● Given request
Output every record word for word.

====== Material ======

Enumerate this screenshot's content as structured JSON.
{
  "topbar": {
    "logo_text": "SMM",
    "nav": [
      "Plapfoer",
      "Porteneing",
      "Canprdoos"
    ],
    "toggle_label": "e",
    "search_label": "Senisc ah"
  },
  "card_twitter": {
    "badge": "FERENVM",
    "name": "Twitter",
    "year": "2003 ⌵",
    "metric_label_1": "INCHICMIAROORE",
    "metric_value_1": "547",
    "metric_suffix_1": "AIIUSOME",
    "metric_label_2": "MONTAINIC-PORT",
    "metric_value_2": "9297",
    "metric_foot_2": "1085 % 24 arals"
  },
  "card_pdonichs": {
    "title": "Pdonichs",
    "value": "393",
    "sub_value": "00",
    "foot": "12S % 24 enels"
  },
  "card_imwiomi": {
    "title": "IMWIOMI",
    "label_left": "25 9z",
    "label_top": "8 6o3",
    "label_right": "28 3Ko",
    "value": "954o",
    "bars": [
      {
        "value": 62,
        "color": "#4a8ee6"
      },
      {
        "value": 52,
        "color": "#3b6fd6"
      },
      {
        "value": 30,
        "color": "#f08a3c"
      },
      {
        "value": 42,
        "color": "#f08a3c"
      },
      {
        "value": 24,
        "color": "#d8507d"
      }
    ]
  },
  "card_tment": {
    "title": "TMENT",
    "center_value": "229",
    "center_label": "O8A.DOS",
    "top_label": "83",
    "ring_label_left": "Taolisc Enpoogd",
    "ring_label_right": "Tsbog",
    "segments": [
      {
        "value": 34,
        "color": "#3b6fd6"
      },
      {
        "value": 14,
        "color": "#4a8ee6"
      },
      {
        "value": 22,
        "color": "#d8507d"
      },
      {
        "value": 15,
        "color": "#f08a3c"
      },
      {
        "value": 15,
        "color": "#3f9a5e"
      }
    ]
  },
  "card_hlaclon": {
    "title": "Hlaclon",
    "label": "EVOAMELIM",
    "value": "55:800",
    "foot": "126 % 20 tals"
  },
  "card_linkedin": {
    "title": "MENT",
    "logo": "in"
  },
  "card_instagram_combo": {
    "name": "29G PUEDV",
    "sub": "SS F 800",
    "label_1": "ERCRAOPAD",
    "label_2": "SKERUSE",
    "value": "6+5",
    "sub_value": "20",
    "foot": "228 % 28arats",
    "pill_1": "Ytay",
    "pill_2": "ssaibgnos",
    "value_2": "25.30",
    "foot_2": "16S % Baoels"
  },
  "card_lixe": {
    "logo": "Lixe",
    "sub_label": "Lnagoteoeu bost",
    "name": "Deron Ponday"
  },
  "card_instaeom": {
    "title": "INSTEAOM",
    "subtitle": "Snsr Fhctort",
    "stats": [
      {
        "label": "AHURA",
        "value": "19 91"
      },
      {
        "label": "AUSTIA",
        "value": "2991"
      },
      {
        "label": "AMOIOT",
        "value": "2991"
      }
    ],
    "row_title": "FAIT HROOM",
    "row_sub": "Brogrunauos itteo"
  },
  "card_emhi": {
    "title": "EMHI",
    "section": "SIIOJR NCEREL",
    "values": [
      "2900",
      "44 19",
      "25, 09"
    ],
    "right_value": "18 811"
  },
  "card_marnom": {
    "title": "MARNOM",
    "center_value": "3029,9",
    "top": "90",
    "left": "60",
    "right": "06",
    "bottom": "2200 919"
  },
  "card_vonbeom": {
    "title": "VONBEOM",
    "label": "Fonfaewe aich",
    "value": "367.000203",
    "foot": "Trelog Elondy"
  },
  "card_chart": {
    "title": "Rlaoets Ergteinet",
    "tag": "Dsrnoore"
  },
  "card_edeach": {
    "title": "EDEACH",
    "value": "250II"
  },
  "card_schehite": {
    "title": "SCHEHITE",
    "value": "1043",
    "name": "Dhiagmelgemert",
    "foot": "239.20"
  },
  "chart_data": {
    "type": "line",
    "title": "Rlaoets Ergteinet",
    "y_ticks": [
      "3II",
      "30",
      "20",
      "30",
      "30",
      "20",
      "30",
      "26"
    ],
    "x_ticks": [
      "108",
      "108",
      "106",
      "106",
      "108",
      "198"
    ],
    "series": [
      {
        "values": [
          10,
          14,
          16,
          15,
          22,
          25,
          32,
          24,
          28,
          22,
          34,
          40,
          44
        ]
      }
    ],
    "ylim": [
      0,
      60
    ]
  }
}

======

● Result of this exercise
Enumerate this screenshot's content as structured JSON.
{
  "topbar": {
    "logo_text": "SMM",
    "nav": [
      "Plapfoer",
      "Porteneing",
      "Canprdoos"
    ],
    "toggle_label": "e",
    "search_label": "Senisc ah"
  },
  "card_twitter": {
    "badge": "FERENVM",
    "name": "Twitter",
    "year": "2003 ⌵",
    "metric_label_1": "INCHICMIAROORE",
    "metric_value_1": "547",
    "metric_suffix_1": "AIIUSOME",
    "metric_label_2": "MONTAINIC-PORT",
    "metric_value_2": "9297",
    "metric_foot_2": "1085 % 24 arals"
  },
  "card_pdonichs": {
    "title": "Pdonichs",
    "value": "393",
    "sub_value": "00",
    "foot": "12S % 24 enels"
  },
  "card_imwiomi": {
    "title": "IMWIOMI",
    "label_left": "25 9z",
    "label_top": "8 6o3",
    "label_right": "28 3Ko",
    "value": "954o",
    "bars": [
      {
        "value": 62,
        "color": "#4a8ee6"
      },
      {
        "value": 52,
        "color": "#3b6fd6"
      },
      {
        "value": 30,
        "color": "#f08a3c"
      },
      {
        "value": 42,
        "color": "#f08a3c"
      },
      {
        "value": 24,
        "color": "#d8507d"
      }
    ]
  },
  "card_tment": {
    "title": "TMENT",
    "center_value": "229",
    "center_label": "O8A.DOS",
    "top_label": "83",
    "ring_label_left": "Taolisc Enpoogd",
    "ring_label_right": "Tsbog",
    "segments": [
      {
        "value": 34,
        "color": "#3b6fd6"
      },
      {
        "value": 14,
        "color": "#4a8ee6"
      },
      {
        "value": 22,
        "color": "#d8507d"
      },
      {
        "value": 15,
        "color": "#f08a3c"
      },
      {
        "value": 15,
        "color": "#3f9a5e"
      }
    ]
  },
  "card_hlaclon": {
    "title": "Hlaclon",
    "label": "EVOAMELIM",
    "value": "55:800",
    "foot": "126 % 20 tals"
  },
  "card_linkedin": {
    "title": "MENT",
    "logo": "in"
  },
  "card_instagram_combo": {
    "name": "29G PUEDV",
    "sub": "SS F 800",
    "label_1": "ERCRAOPAD",
    "label_2": "SKERUSE",
    "value": "6+5",
    "sub_value": "20",
    "foot": "228 % 28arats",
    "pill_1": "Ytay",
    "pill_2": "ssaibgnos",
    "value_2": "25.30",
    "foot_2": "16S % Baoels"
  },
  "card_lixe": {
    "logo": "Lixe",
    "sub_label": "Lnagoteoeu bost",
    "name": "Deron Ponday"
  },
  "card_instaeom": {
    "title": "INSTEAOM",
    "subtitle": "Snsr Fhctort",
    "stats": [
      {
        "label": "AHURA",
        "value": "19 91"
      },
      {
        "label": "AUSTIA",
        "value": "2991"
      },
      {
        "label": "AMOIOT",
        "value": "2991"
      }
    ],
    "row_title": "FAIT HROOM",
    "row_sub": "Brogrunauos itteo"
  },
  "card_emhi": {
    "title": "EMHI",
    "section": "SIIOJR NCEREL",
    "values": [
      "2900",
      "44 19",
      "25, 09"
    ],
    "right_value": "18 811"
  },
  "card_marnom": {
    "title": "MARNOM",
    "center_value": "3029,9",
    "top": "90",
    "left": "60",
    "right": "06",
    "bottom": "2200 919"
  },
  "card_vonbeom": {
    "title": "VONBEOM",
    "label": "Fonfaewe aich",
    "value": "367.000203",
    "foot": "Trelog Elondy"
  },
  "card_chart": {
    "title": "Rlaoets Ergteinet",
    "tag": "Dsrnoore"
  },
  "card_edeach": {
    "title": "EDEACH",
    "value": "250II"
  },
  "card_schehite": {
    "title": "SCHEHITE",
    "value": "1043",
    "name": "Dhiagmelgemert",
    "foot": "239.20"
  },
  "chart_data": {
    "type": "line",
    "title": "Rlaoets Ergteinet",
    "y_ticks": [
      "3II",
      "30",
      "20",
      "30",
      "30",
      "20",
      "30",
      "26"
    ],
    "x_ticks": [
      "108",
      "108",
      "106",
      "106",
      "108",
      "198"
    ],
    "series": [
      {
        "values": [
          10,
          14,
          16,
          15,
          22,
          25,
          32,
          24,
          28,
          22,
          34,
          40,
          44
        ]
      }
    ],
    "ylim": [
      0,
      60
    ]
  }
}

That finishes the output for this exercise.